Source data
--- BEGIN ---

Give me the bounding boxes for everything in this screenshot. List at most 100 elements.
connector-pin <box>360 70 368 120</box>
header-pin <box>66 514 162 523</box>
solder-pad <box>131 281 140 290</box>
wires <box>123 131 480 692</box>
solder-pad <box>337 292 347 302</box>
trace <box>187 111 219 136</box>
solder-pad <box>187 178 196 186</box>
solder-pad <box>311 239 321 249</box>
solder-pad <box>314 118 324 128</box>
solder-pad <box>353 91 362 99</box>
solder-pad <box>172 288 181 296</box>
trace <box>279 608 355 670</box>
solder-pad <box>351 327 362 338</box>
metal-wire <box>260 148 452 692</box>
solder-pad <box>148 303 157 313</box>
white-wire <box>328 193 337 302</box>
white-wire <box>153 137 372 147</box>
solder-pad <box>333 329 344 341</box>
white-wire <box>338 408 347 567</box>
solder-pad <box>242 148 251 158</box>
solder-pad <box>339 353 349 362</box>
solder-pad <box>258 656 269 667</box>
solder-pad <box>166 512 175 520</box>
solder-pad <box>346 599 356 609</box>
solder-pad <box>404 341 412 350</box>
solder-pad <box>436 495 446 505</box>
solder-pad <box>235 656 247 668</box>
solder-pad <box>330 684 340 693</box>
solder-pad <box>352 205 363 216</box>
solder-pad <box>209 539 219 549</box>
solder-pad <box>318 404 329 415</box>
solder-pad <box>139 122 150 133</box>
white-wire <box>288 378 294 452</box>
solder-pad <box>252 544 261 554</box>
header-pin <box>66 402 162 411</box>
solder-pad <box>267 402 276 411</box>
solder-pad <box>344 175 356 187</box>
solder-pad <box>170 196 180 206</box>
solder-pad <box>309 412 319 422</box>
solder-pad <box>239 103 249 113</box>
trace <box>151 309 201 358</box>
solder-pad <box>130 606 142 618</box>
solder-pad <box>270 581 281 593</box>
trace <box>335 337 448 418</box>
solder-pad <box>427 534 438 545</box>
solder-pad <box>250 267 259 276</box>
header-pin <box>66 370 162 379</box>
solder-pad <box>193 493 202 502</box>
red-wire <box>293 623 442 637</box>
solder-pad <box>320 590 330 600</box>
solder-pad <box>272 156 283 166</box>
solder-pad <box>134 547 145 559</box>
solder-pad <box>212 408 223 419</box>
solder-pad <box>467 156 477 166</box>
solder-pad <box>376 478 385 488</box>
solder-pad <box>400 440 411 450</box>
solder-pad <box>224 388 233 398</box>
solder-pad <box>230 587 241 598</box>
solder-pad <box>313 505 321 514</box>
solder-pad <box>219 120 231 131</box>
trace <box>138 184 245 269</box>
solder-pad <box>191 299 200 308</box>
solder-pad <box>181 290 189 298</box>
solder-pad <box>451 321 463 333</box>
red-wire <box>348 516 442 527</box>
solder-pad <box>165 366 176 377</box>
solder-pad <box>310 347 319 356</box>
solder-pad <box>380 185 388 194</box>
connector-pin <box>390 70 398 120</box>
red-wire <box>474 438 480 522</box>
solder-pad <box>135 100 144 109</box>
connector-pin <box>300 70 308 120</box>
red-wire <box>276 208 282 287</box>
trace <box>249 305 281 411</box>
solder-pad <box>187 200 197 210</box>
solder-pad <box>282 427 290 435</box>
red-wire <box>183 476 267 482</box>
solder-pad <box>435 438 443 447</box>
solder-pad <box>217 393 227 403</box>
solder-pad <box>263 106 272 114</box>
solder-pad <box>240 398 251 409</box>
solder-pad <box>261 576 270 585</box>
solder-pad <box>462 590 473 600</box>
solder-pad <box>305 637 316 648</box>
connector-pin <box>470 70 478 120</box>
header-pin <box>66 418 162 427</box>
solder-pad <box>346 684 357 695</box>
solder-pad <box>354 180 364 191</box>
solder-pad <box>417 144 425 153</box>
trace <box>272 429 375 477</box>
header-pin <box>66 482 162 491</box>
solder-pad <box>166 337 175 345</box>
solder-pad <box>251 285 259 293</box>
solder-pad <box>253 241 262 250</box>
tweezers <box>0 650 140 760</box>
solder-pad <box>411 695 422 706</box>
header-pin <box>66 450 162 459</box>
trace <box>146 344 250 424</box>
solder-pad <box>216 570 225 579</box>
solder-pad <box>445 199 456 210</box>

--- END ---

| Stated problem |
Copy every line of the listing above word for word.

| Full solution |
Give me the bounding boxes for everything in this screenshot. List at most 100 elements.
connector-pin <box>360 70 368 120</box>
header-pin <box>66 514 162 523</box>
solder-pad <box>131 281 140 290</box>
wires <box>123 131 480 692</box>
solder-pad <box>337 292 347 302</box>
trace <box>187 111 219 136</box>
solder-pad <box>187 178 196 186</box>
solder-pad <box>311 239 321 249</box>
solder-pad <box>314 118 324 128</box>
solder-pad <box>353 91 362 99</box>
solder-pad <box>172 288 181 296</box>
trace <box>279 608 355 670</box>
solder-pad <box>351 327 362 338</box>
metal-wire <box>260 148 452 692</box>
solder-pad <box>148 303 157 313</box>
white-wire <box>328 193 337 302</box>
white-wire <box>153 137 372 147</box>
solder-pad <box>333 329 344 341</box>
white-wire <box>338 408 347 567</box>
solder-pad <box>242 148 251 158</box>
solder-pad <box>339 353 349 362</box>
solder-pad <box>258 656 269 667</box>
solder-pad <box>166 512 175 520</box>
solder-pad <box>346 599 356 609</box>
solder-pad <box>404 341 412 350</box>
solder-pad <box>436 495 446 505</box>
solder-pad <box>235 656 247 668</box>
solder-pad <box>330 684 340 693</box>
solder-pad <box>352 205 363 216</box>
solder-pad <box>209 539 219 549</box>
solder-pad <box>318 404 329 415</box>
solder-pad <box>139 122 150 133</box>
white-wire <box>288 378 294 452</box>
solder-pad <box>252 544 261 554</box>
header-pin <box>66 402 162 411</box>
solder-pad <box>267 402 276 411</box>
solder-pad <box>344 175 356 187</box>
solder-pad <box>170 196 180 206</box>
solder-pad <box>309 412 319 422</box>
solder-pad <box>239 103 249 113</box>
trace <box>151 309 201 358</box>
solder-pad <box>130 606 142 618</box>
solder-pad <box>270 581 281 593</box>
trace <box>335 337 448 418</box>
solder-pad <box>427 534 438 545</box>
solder-pad <box>250 267 259 276</box>
header-pin <box>66 370 162 379</box>
solder-pad <box>193 493 202 502</box>
red-wire <box>293 623 442 637</box>
solder-pad <box>320 590 330 600</box>
solder-pad <box>272 156 283 166</box>
solder-pad <box>134 547 145 559</box>
solder-pad <box>212 408 223 419</box>
solder-pad <box>467 156 477 166</box>
solder-pad <box>376 478 385 488</box>
solder-pad <box>400 440 411 450</box>
solder-pad <box>224 388 233 398</box>
solder-pad <box>230 587 241 598</box>
solder-pad <box>313 505 321 514</box>
solder-pad <box>219 120 231 131</box>
trace <box>138 184 245 269</box>
solder-pad <box>191 299 200 308</box>
solder-pad <box>181 290 189 298</box>
solder-pad <box>451 321 463 333</box>
red-wire <box>348 516 442 527</box>
solder-pad <box>165 366 176 377</box>
solder-pad <box>310 347 319 356</box>
solder-pad <box>380 185 388 194</box>
connector-pin <box>390 70 398 120</box>
red-wire <box>474 438 480 522</box>
solder-pad <box>135 100 144 109</box>
connector-pin <box>300 70 308 120</box>
red-wire <box>276 208 282 287</box>
trace <box>249 305 281 411</box>
solder-pad <box>187 200 197 210</box>
solder-pad <box>282 427 290 435</box>
red-wire <box>183 476 267 482</box>
solder-pad <box>435 438 443 447</box>
solder-pad <box>217 393 227 403</box>
solder-pad <box>263 106 272 114</box>
solder-pad <box>240 398 251 409</box>
solder-pad <box>261 576 270 585</box>
solder-pad <box>462 590 473 600</box>
solder-pad <box>305 637 316 648</box>
connector-pin <box>470 70 478 120</box>
header-pin <box>66 418 162 427</box>
solder-pad <box>346 684 357 695</box>
solder-pad <box>354 180 364 191</box>
solder-pad <box>417 144 425 153</box>
trace <box>272 429 375 477</box>
header-pin <box>66 482 162 491</box>
solder-pad <box>166 337 175 345</box>
solder-pad <box>251 285 259 293</box>
solder-pad <box>253 241 262 250</box>
tweezers <box>0 650 140 760</box>
solder-pad <box>411 695 422 706</box>
header-pin <box>66 450 162 459</box>
trace <box>146 344 250 424</box>
solder-pad <box>216 570 225 579</box>
solder-pad <box>445 199 456 210</box>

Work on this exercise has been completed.